Collected data:
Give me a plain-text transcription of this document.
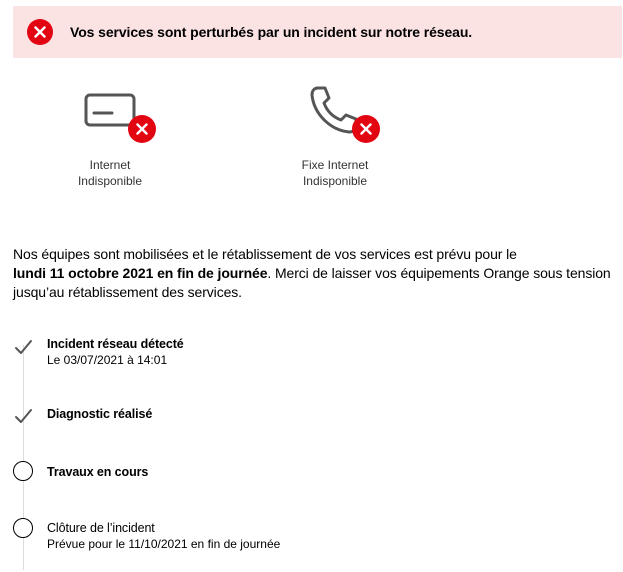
Vos services sont perturbés par un incident sur notre réseau.
Internet
Indisponible
Fixe Internet
Indisponible
Nos équipes sont mobilisées et le rétablissement de vos services est prévu pour le
lundi 11 octobre 2021 en fin de journée. Merci de laisser vos équipements Orange sous tension jusqu’au rétablissement des services.
Incident réseau détecté
Le 03/07/2021 à 14:01
Diagnostic réalisé
Travaux en cours
Clôture de l’incident
Prévue pour le 11/10/2021 en fin de journée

TASK DESCRIPTION:
Every record is to be reproduced exactly, with no pictures included.

SOLUTION FOR THIS EXERCISE:
Give me a plain-text transcription of this document.
Vos services sont perturbés par un incident sur notre réseau.
Internet
Indisponible
Fixe Internet
Indisponible
Nos équipes sont mobilisées et le rétablissement de vos services est prévu pour le
lundi 11 octobre 2021 en fin de journée. Merci de laisser vos équipements Orange sous tension jusqu’au rétablissement des services.
Incident réseau détecté
Le 03/07/2021 à 14:01
Diagnostic réalisé
Travaux en cours
Clôture de l’incident
Prévue pour le 11/10/2021 en fin de journée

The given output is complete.